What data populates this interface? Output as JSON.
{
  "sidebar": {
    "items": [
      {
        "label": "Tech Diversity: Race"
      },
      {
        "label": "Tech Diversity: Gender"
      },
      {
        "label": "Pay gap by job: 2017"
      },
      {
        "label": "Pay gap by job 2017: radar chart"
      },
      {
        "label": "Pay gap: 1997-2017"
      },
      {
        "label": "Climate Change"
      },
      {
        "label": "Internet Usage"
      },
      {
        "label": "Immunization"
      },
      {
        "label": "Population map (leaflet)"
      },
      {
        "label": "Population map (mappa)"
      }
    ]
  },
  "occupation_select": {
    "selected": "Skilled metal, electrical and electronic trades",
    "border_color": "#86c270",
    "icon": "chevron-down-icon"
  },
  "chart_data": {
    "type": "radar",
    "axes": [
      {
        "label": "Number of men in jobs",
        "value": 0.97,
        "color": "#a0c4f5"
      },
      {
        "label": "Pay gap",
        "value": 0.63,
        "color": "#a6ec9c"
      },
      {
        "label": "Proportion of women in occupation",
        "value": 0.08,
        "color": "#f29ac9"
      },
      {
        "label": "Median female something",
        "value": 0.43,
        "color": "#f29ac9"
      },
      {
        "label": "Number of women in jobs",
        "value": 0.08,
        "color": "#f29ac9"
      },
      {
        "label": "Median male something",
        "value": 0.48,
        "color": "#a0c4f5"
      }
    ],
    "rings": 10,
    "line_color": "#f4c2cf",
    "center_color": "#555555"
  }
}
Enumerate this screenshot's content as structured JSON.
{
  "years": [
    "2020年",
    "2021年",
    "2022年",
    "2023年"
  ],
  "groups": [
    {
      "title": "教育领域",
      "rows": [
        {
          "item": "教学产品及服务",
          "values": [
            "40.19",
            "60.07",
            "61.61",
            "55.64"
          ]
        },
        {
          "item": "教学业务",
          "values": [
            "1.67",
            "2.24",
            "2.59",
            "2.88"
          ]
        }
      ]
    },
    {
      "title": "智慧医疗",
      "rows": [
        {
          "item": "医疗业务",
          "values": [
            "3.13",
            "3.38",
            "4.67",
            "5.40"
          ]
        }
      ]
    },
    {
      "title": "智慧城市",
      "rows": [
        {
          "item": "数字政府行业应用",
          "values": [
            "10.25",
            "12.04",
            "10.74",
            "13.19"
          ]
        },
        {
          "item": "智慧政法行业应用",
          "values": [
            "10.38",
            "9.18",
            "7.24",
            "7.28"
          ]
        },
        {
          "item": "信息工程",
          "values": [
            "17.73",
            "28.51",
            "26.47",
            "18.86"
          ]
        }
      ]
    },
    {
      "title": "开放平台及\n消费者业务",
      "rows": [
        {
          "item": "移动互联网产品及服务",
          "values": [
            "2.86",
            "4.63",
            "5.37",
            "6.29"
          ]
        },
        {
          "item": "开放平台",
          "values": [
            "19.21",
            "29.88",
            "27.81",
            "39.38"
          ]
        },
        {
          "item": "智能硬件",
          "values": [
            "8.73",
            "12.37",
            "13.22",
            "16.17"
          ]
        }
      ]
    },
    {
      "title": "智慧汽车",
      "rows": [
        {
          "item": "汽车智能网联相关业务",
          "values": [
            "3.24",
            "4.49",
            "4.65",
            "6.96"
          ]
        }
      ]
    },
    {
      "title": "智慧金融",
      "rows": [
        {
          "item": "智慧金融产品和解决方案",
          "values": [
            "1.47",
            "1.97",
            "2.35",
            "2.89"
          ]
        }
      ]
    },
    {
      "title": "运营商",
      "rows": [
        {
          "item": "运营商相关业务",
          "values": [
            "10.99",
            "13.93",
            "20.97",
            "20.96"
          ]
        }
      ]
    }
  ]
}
※
Copy out all of the lines above exactly.

_Task answer:_
What data populates this interface? Output as JSON.
{
  "sidebar": {
    "items": [
      {
        "label": "Tech Diversity: Race"
      },
      {
        "label": "Tech Diversity: Gender"
      },
      {
        "label": "Pay gap by job: 2017"
      },
      {
        "label": "Pay gap by job 2017: radar chart"
      },
      {
        "label": "Pay gap: 1997-2017"
      },
      {
        "label": "Climate Change"
      },
      {
        "label": "Internet Usage"
      },
      {
        "label": "Immunization"
      },
      {
        "label": "Population map (leaflet)"
      },
      {
        "label": "Population map (mappa)"
      }
    ]
  },
  "occupation_select": {
    "selected": "Skilled metal, electrical and electronic trades",
    "border_color": "#86c270",
    "icon": "chevron-down-icon"
  },
  "chart_data": {
    "type": "radar",
    "axes": [
      {
        "label": "Number of men in jobs",
        "value": 0.97,
        "color": "#a0c4f5"
      },
      {
        "label": "Pay gap",
        "value": 0.63,
        "color": "#a6ec9c"
      },
      {
        "label": "Proportion of women in occupation",
        "value": 0.08,
        "color": "#f29ac9"
      },
      {
        "label": "Median female something",
        "value": 0.43,
        "color": "#f29ac9"
      },
      {
        "label": "Number of women in jobs",
        "value": 0.08,
        "color": "#f29ac9"
      },
      {
        "label": "Median male something",
        "value": 0.48,
        "color": "#a0c4f5"
      }
    ],
    "rings": 10,
    "line_color": "#f4c2cf",
    "center_color": "#555555"
  }
}
Enumerate this screenshot's content as structured JSON.
{
  "years": [
    "2020年",
    "2021年",
    "2022年",
    "2023年"
  ],
  "groups": [
    {
      "title": "教育领域",
      "rows": [
        {
          "item": "教学产品及服务",
          "values": [
            "40.19",
            "60.07",
            "61.61",
            "55.64"
          ]
        },
        {
          "item": "教学业务",
          "values": [
            "1.67",
            "2.24",
            "2.59",
            "2.88"
          ]
        }
      ]
    },
    {
      "title": "智慧医疗",
      "rows": [
        {
          "item": "医疗业务",
          "values": [
            "3.13",
            "3.38",
            "4.67",
            "5.40"
          ]
        }
      ]
    },
    {
      "title": "智慧城市",
      "rows": [
        {
          "item": "数字政府行业应用",
          "values": [
            "10.25",
            "12.04",
            "10.74",
            "13.19"
          ]
        },
        {
          "item": "智慧政法行业应用",
          "values": [
            "10.38",
            "9.18",
            "7.24",
            "7.28"
          ]
        },
        {
          "item": "信息工程",
          "values": [
            "17.73",
            "28.51",
            "26.47",
            "18.86"
          ]
        }
      ]
    },
    {
      "title": "开放平台及\n消费者业务",
      "rows": [
        {
          "item": "移动互联网产品及服务",
          "values": [
            "2.86",
            "4.63",
            "5.37",
            "6.29"
          ]
        },
        {
          "item": "开放平台",
          "values": [
            "19.21",
            "29.88",
            "27.81",
            "39.38"
          ]
        },
        {
          "item": "智能硬件",
          "values": [
            "8.73",
            "12.37",
            "13.22",
            "16.17"
          ]
        }
      ]
    },
    {
      "title": "智慧汽车",
      "rows": [
        {
          "item": "汽车智能网联相关业务",
          "values": [
            "3.24",
            "4.49",
            "4.65",
            "6.96"
          ]
        }
      ]
    },
    {
      "title": "智慧金融",
      "rows": [
        {
          "item": "智慧金融产品和解决方案",
          "values": [
            "1.47",
            "1.97",
            "2.35",
            "2.89"
          ]
        }
      ]
    },
    {
      "title": "运营商",
      "rows": [
        {
          "item": "运营商相关业务",
          "values": [
            "10.99",
            "13.93",
            "20.97",
            "20.96"
          ]
        }
      ]
    }
  ]
}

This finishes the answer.